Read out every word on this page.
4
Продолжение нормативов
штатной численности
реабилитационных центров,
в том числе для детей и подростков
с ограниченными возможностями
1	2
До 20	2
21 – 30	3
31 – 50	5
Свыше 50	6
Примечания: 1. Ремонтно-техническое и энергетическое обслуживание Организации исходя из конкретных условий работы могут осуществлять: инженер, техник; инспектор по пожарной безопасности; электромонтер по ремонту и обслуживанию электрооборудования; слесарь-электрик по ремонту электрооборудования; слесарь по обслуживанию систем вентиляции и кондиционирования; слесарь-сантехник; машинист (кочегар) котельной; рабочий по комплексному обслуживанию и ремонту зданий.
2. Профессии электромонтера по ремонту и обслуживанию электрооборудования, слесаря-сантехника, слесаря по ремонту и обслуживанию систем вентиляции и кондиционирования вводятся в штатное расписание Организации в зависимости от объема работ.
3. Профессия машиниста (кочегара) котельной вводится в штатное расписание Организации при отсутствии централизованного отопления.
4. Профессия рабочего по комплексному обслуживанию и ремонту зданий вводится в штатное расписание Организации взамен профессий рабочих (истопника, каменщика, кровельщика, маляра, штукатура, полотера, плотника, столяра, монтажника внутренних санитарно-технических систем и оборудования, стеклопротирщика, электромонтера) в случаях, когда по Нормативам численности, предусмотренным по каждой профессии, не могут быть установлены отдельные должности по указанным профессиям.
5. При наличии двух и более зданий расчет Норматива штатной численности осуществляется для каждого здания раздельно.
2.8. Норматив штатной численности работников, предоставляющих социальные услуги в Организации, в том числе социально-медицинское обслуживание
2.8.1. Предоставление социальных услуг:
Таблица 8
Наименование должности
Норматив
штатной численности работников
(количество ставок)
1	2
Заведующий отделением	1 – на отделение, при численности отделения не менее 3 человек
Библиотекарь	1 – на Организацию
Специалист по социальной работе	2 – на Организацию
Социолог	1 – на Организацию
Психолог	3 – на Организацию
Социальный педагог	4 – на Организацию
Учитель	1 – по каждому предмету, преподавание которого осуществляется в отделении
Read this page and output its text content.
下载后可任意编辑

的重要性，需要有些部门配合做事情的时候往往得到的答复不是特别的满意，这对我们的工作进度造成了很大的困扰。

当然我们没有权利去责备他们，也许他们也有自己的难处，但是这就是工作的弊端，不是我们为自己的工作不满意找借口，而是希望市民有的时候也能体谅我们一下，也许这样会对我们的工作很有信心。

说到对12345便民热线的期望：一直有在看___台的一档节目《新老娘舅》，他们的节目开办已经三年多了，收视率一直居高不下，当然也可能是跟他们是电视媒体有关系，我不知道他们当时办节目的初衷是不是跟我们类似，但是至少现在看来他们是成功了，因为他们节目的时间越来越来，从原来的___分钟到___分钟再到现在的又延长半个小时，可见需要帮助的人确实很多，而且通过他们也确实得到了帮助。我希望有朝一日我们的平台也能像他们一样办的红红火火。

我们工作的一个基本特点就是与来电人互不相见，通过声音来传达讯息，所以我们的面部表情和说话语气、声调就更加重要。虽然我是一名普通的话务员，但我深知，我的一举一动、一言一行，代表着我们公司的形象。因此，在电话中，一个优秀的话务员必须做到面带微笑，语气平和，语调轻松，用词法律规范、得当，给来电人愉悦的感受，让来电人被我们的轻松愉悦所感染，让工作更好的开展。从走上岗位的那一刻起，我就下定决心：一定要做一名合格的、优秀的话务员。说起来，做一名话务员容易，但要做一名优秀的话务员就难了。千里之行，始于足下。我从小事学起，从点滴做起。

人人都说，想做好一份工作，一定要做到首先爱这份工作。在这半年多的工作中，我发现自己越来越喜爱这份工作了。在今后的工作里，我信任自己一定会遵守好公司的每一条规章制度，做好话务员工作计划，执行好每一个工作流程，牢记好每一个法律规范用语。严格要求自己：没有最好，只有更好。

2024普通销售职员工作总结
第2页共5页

What to do - Quote each line above in full, word for word.

Reply -
Read out every word on this page.
4
Продолжение нормативов
штатной численности
реабилитационных центров,
в том числе для детей и подростков
с ограниченными возможностями
1	2
До 20	2
21 – 30	3
31 – 50	5
Свыше 50	6
Примечания: 1. Ремонтно-техническое и энергетическое обслуживание Организации исходя из конкретных условий работы могут осуществлять: инженер, техник; инспектор по пожарной безопасности; электромонтер по ремонту и обслуживанию электрооборудования; слесарь-электрик по ремонту электрооборудования; слесарь по обслуживанию систем вентиляции и кондиционирования; слесарь-сантехник; машинист (кочегар) котельной; рабочий по комплексному обслуживанию и ремонту зданий.
2. Профессии электромонтера по ремонту и обслуживанию электрооборудования, слесаря-сантехника, слесаря по ремонту и обслуживанию систем вентиляции и кондиционирования вводятся в штатное расписание Организации в зависимости от объема работ.
3. Профессия машиниста (кочегара) котельной вводится в штатное расписание Организации при отсутствии централизованного отопления.
4. Профессия рабочего по комплексному обслуживанию и ремонту зданий вводится в штатное расписание Организации взамен профессий рабочих (истопника, каменщика, кровельщика, маляра, штукатура, полотера, плотника, столяра, монтажника внутренних санитарно-технических систем и оборудования, стеклопротирщика, электромонтера) в случаях, когда по Нормативам численности, предусмотренным по каждой профессии, не могут быть установлены отдельные должности по указанным профессиям.
5. При наличии двух и более зданий расчет Норматива штатной численности осуществляется для каждого здания раздельно.
2.8. Норматив штатной численности работников, предоставляющих социальные услуги в Организации, в том числе социально-медицинское обслуживание
2.8.1. Предоставление социальных услуг:
Таблица 8
Наименование должности
Норматив
штатной численности работников
(количество ставок)
1	2
Заведующий отделением	1 – на отделение, при численности отделения не менее 3 человек
Библиотекарь	1 – на Организацию
Специалист по социальной работе	2 – на Организацию
Социолог	1 – на Организацию
Психолог	3 – на Организацию
Социальный педагог	4 – на Организацию
Учитель	1 – по каждому предмету, преподавание которого осуществляется в отделении
Read this page and output its text content.
下载后可任意编辑

的重要性，需要有些部门配合做事情的时候往往得到的答复不是特别的满意，这对我们的工作进度造成了很大的困扰。

当然我们没有权利去责备他们，也许他们也有自己的难处，但是这就是工作的弊端，不是我们为自己的工作不满意找借口，而是希望市民有的时候也能体谅我们一下，也许这样会对我们的工作很有信心。

说到对12345便民热线的期望：一直有在看___台的一档节目《新老娘舅》，他们的节目开办已经三年多了，收视率一直居高不下，当然也可能是跟他们是电视媒体有关系，我不知道他们当时办节目的初衷是不是跟我们类似，但是至少现在看来他们是成功了，因为他们节目的时间越来越来，从原来的___分钟到___分钟再到现在的又延长半个小时，可见需要帮助的人确实很多，而且通过他们也确实得到了帮助。我希望有朝一日我们的平台也能像他们一样办的红红火火。

我们工作的一个基本特点就是与来电人互不相见，通过声音来传达讯息，所以我们的面部表情和说话语气、声调就更加重要。虽然我是一名普通的话务员，但我深知，我的一举一动、一言一行，代表着我们公司的形象。因此，在电话中，一个优秀的话务员必须做到面带微笑，语气平和，语调轻松，用词法律规范、得当，给来电人愉悦的感受，让来电人被我们的轻松愉悦所感染，让工作更好的开展。从走上岗位的那一刻起，我就下定决心：一定要做一名合格的、优秀的话务员。说起来，做一名话务员容易，但要做一名优秀的话务员就难了。千里之行，始于足下。我从小事学起，从点滴做起。

人人都说，想做好一份工作，一定要做到首先爱这份工作。在这半年多的工作中，我发现自己越来越喜爱这份工作了。在今后的工作里，我信任自己一定会遵守好公司的每一条规章制度，做好话务员工作计划，执行好每一个工作流程，牢记好每一个法律规范用语。严格要求自己：没有最好，只有更好。

2024普通销售职员工作总结
第2页共5页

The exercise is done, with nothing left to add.